Data shown:
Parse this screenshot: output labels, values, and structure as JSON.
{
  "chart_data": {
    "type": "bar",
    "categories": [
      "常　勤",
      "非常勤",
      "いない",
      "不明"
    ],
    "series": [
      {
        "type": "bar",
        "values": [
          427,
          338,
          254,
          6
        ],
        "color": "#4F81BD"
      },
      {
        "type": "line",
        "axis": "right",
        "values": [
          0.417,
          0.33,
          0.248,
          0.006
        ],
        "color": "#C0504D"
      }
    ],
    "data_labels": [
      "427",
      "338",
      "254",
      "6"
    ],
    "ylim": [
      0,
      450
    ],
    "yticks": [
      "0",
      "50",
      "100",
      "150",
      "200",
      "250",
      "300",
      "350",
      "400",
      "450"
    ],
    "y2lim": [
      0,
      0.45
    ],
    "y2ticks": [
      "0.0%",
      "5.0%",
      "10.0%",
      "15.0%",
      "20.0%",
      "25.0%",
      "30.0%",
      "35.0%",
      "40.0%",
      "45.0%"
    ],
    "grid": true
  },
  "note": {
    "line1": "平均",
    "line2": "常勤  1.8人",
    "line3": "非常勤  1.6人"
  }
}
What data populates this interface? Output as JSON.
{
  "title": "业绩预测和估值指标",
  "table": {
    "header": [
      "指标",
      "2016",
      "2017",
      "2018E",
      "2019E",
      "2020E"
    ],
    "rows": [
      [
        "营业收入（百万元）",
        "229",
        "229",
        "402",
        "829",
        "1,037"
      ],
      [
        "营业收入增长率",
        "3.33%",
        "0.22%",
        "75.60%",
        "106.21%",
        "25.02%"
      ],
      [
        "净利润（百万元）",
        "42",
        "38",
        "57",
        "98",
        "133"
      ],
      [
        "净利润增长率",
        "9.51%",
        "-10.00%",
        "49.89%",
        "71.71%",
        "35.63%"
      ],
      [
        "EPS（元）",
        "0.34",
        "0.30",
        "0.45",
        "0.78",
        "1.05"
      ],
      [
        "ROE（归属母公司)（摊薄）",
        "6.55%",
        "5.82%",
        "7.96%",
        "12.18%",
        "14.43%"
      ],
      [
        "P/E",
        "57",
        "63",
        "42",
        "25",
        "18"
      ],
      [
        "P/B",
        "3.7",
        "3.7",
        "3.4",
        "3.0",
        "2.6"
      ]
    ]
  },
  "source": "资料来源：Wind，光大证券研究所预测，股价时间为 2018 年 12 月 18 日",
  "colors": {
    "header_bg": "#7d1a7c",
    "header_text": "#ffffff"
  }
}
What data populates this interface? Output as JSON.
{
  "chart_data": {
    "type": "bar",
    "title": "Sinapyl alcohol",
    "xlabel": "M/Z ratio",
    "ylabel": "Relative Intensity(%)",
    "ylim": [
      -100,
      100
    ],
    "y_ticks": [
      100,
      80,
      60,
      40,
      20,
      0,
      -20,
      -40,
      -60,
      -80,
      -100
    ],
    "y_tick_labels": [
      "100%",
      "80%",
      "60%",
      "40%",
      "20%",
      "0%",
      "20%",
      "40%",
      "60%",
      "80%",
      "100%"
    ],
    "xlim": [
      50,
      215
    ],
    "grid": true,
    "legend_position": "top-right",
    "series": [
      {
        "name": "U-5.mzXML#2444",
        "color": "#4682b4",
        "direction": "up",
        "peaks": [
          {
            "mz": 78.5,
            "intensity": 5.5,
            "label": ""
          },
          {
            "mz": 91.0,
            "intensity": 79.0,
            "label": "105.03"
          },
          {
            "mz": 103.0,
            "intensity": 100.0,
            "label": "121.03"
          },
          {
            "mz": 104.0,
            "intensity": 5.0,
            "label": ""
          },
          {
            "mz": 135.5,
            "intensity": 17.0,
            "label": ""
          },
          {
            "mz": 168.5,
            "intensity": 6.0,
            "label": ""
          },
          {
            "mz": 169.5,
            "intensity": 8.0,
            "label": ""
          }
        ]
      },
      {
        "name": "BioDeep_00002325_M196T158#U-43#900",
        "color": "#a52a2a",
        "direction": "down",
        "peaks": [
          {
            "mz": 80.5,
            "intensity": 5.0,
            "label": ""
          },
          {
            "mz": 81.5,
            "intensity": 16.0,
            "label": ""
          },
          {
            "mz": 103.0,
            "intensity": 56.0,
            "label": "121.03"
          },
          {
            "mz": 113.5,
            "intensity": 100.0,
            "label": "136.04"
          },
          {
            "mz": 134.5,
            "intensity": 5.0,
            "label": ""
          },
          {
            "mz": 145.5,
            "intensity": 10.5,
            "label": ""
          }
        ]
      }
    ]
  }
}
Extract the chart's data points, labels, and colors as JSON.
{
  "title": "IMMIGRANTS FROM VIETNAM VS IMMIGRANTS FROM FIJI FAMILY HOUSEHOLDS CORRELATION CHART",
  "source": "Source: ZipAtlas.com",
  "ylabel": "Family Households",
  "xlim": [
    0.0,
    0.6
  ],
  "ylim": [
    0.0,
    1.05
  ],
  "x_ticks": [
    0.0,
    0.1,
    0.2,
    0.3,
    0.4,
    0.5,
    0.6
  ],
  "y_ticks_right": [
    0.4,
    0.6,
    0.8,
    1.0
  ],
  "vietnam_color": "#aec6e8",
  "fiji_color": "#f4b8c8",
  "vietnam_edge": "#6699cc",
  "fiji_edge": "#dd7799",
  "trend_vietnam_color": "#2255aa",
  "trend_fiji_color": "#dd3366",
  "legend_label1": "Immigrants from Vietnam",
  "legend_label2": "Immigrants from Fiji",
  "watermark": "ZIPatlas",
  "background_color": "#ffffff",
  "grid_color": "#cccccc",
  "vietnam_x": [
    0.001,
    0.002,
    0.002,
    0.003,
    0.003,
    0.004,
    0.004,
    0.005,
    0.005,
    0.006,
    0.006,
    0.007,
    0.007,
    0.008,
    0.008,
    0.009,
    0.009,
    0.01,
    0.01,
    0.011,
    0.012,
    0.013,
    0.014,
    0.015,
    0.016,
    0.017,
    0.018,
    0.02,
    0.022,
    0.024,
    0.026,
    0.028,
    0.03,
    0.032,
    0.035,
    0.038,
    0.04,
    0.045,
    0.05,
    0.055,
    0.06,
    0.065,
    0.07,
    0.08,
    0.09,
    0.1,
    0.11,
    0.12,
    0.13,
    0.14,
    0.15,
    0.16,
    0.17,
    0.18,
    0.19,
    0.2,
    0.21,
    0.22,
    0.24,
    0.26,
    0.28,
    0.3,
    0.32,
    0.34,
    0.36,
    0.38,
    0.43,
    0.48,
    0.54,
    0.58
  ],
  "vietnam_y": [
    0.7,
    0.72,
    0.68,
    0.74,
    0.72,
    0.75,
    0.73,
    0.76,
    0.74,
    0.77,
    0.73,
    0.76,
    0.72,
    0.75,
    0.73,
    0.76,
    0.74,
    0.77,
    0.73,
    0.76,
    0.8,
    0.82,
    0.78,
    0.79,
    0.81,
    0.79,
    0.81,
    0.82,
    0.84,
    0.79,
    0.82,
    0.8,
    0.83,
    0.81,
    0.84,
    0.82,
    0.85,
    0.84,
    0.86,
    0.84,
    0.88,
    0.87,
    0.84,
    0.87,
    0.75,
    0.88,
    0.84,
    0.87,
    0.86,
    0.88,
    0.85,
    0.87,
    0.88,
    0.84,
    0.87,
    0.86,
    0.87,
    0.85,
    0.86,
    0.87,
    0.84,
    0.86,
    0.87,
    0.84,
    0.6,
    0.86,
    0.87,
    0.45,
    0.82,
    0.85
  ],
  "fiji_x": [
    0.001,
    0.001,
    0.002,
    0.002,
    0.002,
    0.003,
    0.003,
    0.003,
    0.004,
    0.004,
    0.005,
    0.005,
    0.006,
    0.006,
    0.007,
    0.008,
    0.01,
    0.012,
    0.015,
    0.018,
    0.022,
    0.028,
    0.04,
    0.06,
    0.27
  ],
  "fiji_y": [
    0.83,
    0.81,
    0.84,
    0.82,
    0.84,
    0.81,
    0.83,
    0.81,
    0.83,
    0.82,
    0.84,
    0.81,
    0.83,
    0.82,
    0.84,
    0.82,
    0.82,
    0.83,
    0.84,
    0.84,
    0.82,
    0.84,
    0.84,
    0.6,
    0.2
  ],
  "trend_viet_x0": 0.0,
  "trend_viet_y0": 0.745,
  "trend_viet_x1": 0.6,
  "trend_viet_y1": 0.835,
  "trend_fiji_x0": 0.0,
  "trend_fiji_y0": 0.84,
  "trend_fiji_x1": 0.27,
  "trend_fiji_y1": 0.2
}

Stated exercise: Report the number of lines that contain "colors", with no other words.

Reply to the exercise: 2